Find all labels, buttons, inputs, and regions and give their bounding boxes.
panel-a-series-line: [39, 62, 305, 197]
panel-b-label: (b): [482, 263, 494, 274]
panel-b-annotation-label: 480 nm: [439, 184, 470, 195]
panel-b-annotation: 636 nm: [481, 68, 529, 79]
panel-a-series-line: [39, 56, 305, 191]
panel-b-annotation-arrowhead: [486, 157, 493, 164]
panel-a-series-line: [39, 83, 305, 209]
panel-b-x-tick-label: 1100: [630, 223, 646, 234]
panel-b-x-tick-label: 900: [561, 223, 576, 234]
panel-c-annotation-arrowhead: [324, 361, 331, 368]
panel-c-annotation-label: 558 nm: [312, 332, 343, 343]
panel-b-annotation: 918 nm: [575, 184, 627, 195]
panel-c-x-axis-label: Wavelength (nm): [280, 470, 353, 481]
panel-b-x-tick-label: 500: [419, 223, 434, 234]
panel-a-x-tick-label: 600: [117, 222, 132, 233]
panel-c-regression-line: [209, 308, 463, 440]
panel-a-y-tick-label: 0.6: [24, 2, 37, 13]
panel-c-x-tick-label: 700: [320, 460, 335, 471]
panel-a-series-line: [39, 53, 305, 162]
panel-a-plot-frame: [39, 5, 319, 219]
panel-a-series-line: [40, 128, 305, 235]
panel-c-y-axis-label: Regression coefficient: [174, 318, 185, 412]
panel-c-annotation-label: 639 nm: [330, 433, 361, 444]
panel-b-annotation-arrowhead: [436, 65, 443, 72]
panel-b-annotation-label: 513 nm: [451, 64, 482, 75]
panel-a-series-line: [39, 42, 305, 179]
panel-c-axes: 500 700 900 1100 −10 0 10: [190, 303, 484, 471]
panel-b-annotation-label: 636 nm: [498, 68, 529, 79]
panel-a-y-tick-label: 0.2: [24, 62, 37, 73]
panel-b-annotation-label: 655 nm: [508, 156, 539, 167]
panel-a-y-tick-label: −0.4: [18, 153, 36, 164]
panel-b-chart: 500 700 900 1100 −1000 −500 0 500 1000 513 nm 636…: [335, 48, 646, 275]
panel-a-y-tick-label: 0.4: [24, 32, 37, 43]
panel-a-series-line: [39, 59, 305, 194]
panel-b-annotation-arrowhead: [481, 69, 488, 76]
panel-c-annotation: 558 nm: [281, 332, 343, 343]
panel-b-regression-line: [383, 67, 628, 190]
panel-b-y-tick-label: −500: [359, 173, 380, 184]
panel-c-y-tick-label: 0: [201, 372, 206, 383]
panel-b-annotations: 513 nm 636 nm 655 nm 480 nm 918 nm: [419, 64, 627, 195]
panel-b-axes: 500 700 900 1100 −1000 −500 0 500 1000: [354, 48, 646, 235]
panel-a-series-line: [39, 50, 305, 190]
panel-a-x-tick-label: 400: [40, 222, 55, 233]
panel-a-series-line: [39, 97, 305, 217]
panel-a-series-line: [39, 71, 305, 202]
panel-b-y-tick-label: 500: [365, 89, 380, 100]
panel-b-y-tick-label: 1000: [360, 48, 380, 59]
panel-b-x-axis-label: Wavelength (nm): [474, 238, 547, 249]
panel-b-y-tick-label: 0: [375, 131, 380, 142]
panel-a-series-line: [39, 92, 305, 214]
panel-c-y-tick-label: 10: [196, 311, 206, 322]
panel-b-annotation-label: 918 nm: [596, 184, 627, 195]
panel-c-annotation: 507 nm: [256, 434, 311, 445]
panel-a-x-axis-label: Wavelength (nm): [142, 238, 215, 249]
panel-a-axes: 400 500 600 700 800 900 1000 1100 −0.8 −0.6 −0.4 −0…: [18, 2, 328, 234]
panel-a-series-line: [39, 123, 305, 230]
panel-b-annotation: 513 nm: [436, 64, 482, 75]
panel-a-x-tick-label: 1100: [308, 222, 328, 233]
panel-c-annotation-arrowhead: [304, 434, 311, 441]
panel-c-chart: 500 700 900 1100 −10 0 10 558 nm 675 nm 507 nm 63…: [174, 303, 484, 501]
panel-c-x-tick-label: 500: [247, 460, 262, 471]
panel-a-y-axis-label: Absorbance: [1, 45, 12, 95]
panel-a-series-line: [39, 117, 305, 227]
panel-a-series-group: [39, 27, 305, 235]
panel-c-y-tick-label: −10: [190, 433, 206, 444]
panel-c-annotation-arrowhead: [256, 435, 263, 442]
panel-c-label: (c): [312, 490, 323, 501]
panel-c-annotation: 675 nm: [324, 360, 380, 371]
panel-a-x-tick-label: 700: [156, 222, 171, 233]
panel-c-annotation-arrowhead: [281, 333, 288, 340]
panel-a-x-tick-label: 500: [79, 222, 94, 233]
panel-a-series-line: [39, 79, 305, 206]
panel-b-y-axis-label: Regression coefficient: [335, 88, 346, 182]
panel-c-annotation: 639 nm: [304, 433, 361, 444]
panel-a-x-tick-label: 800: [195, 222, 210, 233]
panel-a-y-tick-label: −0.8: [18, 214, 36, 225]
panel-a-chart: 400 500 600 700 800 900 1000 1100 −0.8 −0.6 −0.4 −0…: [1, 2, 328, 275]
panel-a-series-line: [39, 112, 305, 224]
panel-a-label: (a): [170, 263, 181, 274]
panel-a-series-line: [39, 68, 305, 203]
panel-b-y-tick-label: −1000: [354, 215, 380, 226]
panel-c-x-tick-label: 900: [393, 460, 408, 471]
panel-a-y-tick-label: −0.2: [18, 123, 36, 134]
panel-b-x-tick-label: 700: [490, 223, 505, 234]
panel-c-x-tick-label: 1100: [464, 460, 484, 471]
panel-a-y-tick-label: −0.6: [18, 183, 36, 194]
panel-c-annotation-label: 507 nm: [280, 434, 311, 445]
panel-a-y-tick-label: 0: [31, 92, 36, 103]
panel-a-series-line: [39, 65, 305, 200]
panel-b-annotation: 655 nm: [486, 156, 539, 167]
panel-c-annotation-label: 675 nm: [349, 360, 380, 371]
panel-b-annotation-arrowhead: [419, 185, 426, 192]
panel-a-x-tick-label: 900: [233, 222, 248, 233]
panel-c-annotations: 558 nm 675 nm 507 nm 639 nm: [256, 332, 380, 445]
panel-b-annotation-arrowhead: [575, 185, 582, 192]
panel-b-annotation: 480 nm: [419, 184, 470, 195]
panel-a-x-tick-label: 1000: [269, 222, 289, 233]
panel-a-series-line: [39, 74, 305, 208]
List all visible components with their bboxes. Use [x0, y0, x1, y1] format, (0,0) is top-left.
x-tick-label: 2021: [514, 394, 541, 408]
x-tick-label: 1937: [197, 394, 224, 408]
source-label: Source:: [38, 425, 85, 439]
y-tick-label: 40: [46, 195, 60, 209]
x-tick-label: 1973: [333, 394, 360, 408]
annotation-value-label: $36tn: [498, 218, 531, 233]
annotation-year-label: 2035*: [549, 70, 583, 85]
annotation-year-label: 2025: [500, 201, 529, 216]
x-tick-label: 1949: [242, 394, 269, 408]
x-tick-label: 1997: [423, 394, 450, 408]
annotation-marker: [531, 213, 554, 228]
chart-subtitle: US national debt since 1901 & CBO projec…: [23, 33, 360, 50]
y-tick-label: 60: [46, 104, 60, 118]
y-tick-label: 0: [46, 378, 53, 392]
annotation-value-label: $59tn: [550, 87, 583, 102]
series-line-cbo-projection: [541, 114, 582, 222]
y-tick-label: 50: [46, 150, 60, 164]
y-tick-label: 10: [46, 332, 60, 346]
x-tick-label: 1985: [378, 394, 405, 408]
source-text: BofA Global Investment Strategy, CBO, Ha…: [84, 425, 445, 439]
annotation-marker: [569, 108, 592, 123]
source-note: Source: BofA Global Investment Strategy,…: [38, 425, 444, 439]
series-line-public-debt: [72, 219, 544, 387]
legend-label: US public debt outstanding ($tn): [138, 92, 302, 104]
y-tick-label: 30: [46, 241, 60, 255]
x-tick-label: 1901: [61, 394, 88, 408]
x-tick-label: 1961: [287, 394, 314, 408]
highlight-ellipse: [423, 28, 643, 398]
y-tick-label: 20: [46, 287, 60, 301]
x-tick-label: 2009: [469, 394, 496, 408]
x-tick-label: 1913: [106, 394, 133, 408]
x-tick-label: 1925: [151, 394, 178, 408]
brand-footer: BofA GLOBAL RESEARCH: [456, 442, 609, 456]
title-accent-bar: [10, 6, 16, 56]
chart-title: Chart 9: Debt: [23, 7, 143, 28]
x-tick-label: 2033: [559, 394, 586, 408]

——————

**Given task**: Collect every line from the entries above that contains the string "marker".

**The output**:
annotation-marker: [531, 213, 554, 228]
annotation-marker: [569, 108, 592, 123]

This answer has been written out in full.